◆ Prompt ◆
Every line in the listing is to be echoed verbatim.

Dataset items
==*==

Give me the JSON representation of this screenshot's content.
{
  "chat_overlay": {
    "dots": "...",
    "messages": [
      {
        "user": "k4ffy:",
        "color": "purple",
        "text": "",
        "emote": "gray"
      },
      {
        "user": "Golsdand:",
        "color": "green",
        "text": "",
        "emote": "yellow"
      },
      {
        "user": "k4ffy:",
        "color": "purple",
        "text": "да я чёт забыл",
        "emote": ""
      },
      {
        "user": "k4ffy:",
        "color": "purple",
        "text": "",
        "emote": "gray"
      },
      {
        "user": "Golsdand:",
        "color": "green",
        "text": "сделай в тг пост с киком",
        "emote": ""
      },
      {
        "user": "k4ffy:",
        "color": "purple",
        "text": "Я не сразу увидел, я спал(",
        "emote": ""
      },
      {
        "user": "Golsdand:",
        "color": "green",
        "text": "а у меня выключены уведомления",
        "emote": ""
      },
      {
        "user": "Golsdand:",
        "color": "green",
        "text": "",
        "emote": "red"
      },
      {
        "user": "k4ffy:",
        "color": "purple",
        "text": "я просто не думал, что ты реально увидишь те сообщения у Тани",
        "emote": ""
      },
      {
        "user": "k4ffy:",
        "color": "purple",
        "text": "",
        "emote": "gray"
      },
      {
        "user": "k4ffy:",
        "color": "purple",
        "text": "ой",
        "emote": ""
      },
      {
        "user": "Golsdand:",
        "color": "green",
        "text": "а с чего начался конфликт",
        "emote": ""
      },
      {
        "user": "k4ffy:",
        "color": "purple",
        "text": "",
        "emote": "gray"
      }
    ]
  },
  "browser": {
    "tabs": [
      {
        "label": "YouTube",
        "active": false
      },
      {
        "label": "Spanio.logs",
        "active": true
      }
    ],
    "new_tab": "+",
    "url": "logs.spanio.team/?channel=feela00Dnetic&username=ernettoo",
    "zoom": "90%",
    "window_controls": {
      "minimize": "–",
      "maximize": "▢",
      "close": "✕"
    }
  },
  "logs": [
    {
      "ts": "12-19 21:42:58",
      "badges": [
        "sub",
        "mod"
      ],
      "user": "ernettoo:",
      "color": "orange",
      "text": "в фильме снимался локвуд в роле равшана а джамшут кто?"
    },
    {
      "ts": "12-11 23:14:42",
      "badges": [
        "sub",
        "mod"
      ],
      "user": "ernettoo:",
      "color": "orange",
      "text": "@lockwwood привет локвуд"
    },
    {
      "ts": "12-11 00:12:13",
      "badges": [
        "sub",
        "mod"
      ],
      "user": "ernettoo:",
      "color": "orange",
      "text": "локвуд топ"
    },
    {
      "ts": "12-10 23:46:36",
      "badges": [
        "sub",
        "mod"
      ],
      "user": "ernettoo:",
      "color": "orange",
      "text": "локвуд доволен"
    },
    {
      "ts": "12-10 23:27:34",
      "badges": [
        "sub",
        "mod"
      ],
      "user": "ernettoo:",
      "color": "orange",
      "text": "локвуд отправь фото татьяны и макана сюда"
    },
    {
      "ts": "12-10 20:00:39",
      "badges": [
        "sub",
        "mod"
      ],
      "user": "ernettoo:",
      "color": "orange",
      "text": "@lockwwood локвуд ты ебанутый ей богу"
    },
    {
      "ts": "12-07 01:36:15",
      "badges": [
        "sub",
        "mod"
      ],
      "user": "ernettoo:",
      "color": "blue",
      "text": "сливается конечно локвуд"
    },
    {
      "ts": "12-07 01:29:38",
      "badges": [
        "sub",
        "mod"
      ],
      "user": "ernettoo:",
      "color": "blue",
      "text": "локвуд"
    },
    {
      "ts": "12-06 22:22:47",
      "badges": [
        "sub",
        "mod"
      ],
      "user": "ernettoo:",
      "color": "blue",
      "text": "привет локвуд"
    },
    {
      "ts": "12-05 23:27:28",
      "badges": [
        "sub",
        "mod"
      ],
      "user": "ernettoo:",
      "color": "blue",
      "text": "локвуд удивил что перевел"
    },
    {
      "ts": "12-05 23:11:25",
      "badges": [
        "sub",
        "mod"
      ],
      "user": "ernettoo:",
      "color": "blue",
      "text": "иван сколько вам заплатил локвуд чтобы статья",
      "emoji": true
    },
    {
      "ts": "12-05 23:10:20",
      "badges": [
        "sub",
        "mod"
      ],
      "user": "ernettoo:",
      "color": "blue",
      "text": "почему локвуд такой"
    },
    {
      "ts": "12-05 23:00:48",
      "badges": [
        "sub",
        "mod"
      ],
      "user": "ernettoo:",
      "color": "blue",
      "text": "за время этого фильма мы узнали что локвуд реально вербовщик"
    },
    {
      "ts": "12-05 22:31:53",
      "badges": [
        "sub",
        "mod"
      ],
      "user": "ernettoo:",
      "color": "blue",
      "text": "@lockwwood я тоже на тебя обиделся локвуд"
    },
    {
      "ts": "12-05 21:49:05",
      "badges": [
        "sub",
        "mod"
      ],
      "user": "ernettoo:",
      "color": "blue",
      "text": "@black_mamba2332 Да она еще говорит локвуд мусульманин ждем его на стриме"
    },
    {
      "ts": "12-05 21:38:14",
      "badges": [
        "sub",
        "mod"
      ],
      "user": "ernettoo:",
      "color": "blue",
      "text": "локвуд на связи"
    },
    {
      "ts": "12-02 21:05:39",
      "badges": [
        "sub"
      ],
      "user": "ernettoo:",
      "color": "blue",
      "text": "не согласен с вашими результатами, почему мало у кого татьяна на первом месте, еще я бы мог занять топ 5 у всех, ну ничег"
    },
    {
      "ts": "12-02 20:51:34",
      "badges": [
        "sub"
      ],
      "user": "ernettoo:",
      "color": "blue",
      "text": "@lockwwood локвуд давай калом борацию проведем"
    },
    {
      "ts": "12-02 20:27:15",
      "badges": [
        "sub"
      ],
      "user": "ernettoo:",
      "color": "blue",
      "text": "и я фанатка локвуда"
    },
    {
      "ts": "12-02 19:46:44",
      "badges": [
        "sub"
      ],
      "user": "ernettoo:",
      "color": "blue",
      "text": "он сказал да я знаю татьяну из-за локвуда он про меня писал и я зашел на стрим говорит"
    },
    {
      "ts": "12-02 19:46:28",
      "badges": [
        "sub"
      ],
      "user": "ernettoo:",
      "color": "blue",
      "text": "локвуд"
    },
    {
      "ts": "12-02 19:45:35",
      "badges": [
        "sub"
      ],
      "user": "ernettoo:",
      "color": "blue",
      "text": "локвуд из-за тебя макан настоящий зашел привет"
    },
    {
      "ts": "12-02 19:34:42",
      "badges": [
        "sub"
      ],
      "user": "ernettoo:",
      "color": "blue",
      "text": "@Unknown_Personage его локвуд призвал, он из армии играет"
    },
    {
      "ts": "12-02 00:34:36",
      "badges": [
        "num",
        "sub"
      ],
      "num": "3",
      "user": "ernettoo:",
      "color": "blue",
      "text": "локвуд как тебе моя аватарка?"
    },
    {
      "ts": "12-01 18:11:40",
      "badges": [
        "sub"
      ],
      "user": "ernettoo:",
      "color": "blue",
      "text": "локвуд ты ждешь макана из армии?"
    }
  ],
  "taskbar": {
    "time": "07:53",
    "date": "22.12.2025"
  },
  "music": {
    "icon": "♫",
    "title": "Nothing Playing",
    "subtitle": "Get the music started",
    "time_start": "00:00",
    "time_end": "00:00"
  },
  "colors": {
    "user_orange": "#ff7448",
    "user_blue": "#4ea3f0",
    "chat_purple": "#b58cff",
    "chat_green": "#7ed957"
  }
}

==*==

◆ Output for this task ◆
Give me the JSON representation of this screenshot's content.
{
  "chat_overlay": {
    "dots": "...",
    "messages": [
      {
        "user": "k4ffy:",
        "color": "purple",
        "text": "",
        "emote": "gray"
      },
      {
        "user": "Golsdand:",
        "color": "green",
        "text": "",
        "emote": "yellow"
      },
      {
        "user": "k4ffy:",
        "color": "purple",
        "text": "да я чёт забыл",
        "emote": ""
      },
      {
        "user": "k4ffy:",
        "color": "purple",
        "text": "",
        "emote": "gray"
      },
      {
        "user": "Golsdand:",
        "color": "green",
        "text": "сделай в тг пост с киком",
        "emote": ""
      },
      {
        "user": "k4ffy:",
        "color": "purple",
        "text": "Я не сразу увидел, я спал(",
        "emote": ""
      },
      {
        "user": "Golsdand:",
        "color": "green",
        "text": "а у меня выключены уведомления",
        "emote": ""
      },
      {
        "user": "Golsdand:",
        "color": "green",
        "text": "",
        "emote": "red"
      },
      {
        "user": "k4ffy:",
        "color": "purple",
        "text": "я просто не думал, что ты реально увидишь те сообщения у Тани",
        "emote": ""
      },
      {
        "user": "k4ffy:",
        "color": "purple",
        "text": "",
        "emote": "gray"
      },
      {
        "user": "k4ffy:",
        "color": "purple",
        "text": "ой",
        "emote": ""
      },
      {
        "user": "Golsdand:",
        "color": "green",
        "text": "а с чего начался конфликт",
        "emote": ""
      },
      {
        "user": "k4ffy:",
        "color": "purple",
        "text": "",
        "emote": "gray"
      }
    ]
  },
  "browser": {
    "tabs": [
      {
        "label": "YouTube",
        "active": false
      },
      {
        "label": "Spanio.logs",
        "active": true
      }
    ],
    "new_tab": "+",
    "url": "logs.spanio.team/?channel=feela00Dnetic&username=ernettoo",
    "zoom": "90%",
    "window_controls": {
      "minimize": "–",
      "maximize": "▢",
      "close": "✕"
    }
  },
  "logs": [
    {
      "ts": "12-19 21:42:58",
      "badges": [
        "sub",
        "mod"
      ],
      "user": "ernettoo:",
      "color": "orange",
      "text": "в фильме снимался локвуд в роле равшана а джамшут кто?"
    },
    {
      "ts": "12-11 23:14:42",
      "badges": [
        "sub",
        "mod"
      ],
      "user": "ernettoo:",
      "color": "orange",
      "text": "@lockwwood привет локвуд"
    },
    {
      "ts": "12-11 00:12:13",
      "badges": [
        "sub",
        "mod"
      ],
      "user": "ernettoo:",
      "color": "orange",
      "text": "локвуд топ"
    },
    {
      "ts": "12-10 23:46:36",
      "badges": [
        "sub",
        "mod"
      ],
      "user": "ernettoo:",
      "color": "orange",
      "text": "локвуд доволен"
    },
    {
      "ts": "12-10 23:27:34",
      "badges": [
        "sub",
        "mod"
      ],
      "user": "ernettoo:",
      "color": "orange",
      "text": "локвуд отправь фото татьяны и макана сюда"
    },
    {
      "ts": "12-10 20:00:39",
      "badges": [
        "sub",
        "mod"
      ],
      "user": "ernettoo:",
      "color": "orange",
      "text": "@lockwwood локвуд ты ебанутый ей богу"
    },
    {
      "ts": "12-07 01:36:15",
      "badges": [
        "sub",
        "mod"
      ],
      "user": "ernettoo:",
      "color": "blue",
      "text": "сливается конечно локвуд"
    },
    {
      "ts": "12-07 01:29:38",
      "badges": [
        "sub",
        "mod"
      ],
      "user": "ernettoo:",
      "color": "blue",
      "text": "локвуд"
    },
    {
      "ts": "12-06 22:22:47",
      "badges": [
        "sub",
        "mod"
      ],
      "user": "ernettoo:",
      "color": "blue",
      "text": "привет локвуд"
    },
    {
      "ts": "12-05 23:27:28",
      "badges": [
        "sub",
        "mod"
      ],
      "user": "ernettoo:",
      "color": "blue",
      "text": "локвуд удивил что перевел"
    },
    {
      "ts": "12-05 23:11:25",
      "badges": [
        "sub",
        "mod"
      ],
      "user": "ernettoo:",
      "color": "blue",
      "text": "иван сколько вам заплатил локвуд чтобы статья",
      "emoji": true
    },
    {
      "ts": "12-05 23:10:20",
      "badges": [
        "sub",
        "mod"
      ],
      "user": "ernettoo:",
      "color": "blue",
      "text": "почему локвуд такой"
    },
    {
      "ts": "12-05 23:00:48",
      "badges": [
        "sub",
        "mod"
      ],
      "user": "ernettoo:",
      "color": "blue",
      "text": "за время этого фильма мы узнали что локвуд реально вербовщик"
    },
    {
      "ts": "12-05 22:31:53",
      "badges": [
        "sub",
        "mod"
      ],
      "user": "ernettoo:",
      "color": "blue",
      "text": "@lockwwood я тоже на тебя обиделся локвуд"
    },
    {
      "ts": "12-05 21:49:05",
      "badges": [
        "sub",
        "mod"
      ],
      "user": "ernettoo:",
      "color": "blue",
      "text": "@black_mamba2332 Да она еще говорит локвуд мусульманин ждем его на стриме"
    },
    {
      "ts": "12-05 21:38:14",
      "badges": [
        "sub",
        "mod"
      ],
      "user": "ernettoo:",
      "color": "blue",
      "text": "локвуд на связи"
    },
    {
      "ts": "12-02 21:05:39",
      "badges": [
        "sub"
      ],
      "user": "ernettoo:",
      "color": "blue",
      "text": "не согласен с вашими результатами, почему мало у кого татьяна на первом месте, еще я бы мог занять топ 5 у всех, ну ничег"
    },
    {
      "ts": "12-02 20:51:34",
      "badges": [
        "sub"
      ],
      "user": "ernettoo:",
      "color": "blue",
      "text": "@lockwwood локвуд давай калом борацию проведем"
    },
    {
      "ts": "12-02 20:27:15",
      "badges": [
        "sub"
      ],
      "user": "ernettoo:",
      "color": "blue",
      "text": "и я фанатка локвуда"
    },
    {
      "ts": "12-02 19:46:44",
      "badges": [
        "sub"
      ],
      "user": "ernettoo:",
      "color": "blue",
      "text": "он сказал да я знаю татьяну из-за локвуда он про меня писал и я зашел на стрим говорит"
    },
    {
      "ts": "12-02 19:46:28",
      "badges": [
        "sub"
      ],
      "user": "ernettoo:",
      "color": "blue",
      "text": "локвуд"
    },
    {
      "ts": "12-02 19:45:35",
      "badges": [
        "sub"
      ],
      "user": "ernettoo:",
      "color": "blue",
      "text": "локвуд из-за тебя макан настоящий зашел привет"
    },
    {
      "ts": "12-02 19:34:42",
      "badges": [
        "sub"
      ],
      "user": "ernettoo:",
      "color": "blue",
      "text": "@Unknown_Personage его локвуд призвал, он из армии играет"
    },
    {
      "ts": "12-02 00:34:36",
      "badges": [
        "num",
        "sub"
      ],
      "num": "3",
      "user": "ernettoo:",
      "color": "blue",
      "text": "локвуд как тебе моя аватарка?"
    },
    {
      "ts": "12-01 18:11:40",
      "badges": [
        "sub"
      ],
      "user": "ernettoo:",
      "color": "blue",
      "text": "локвуд ты ждешь макана из армии?"
    }
  ],
  "taskbar": {
    "time": "07:53",
    "date": "22.12.2025"
  },
  "music": {
    "icon": "♫",
    "title": "Nothing Playing",
    "subtitle": "Get the music started",
    "time_start": "00:00",
    "time_end": "00:00"
  },
  "colors": {
    "user_orange": "#ff7448",
    "user_blue": "#4ea3f0",
    "chat_purple": "#b58cff",
    "chat_green": "#7ed957"
  }
}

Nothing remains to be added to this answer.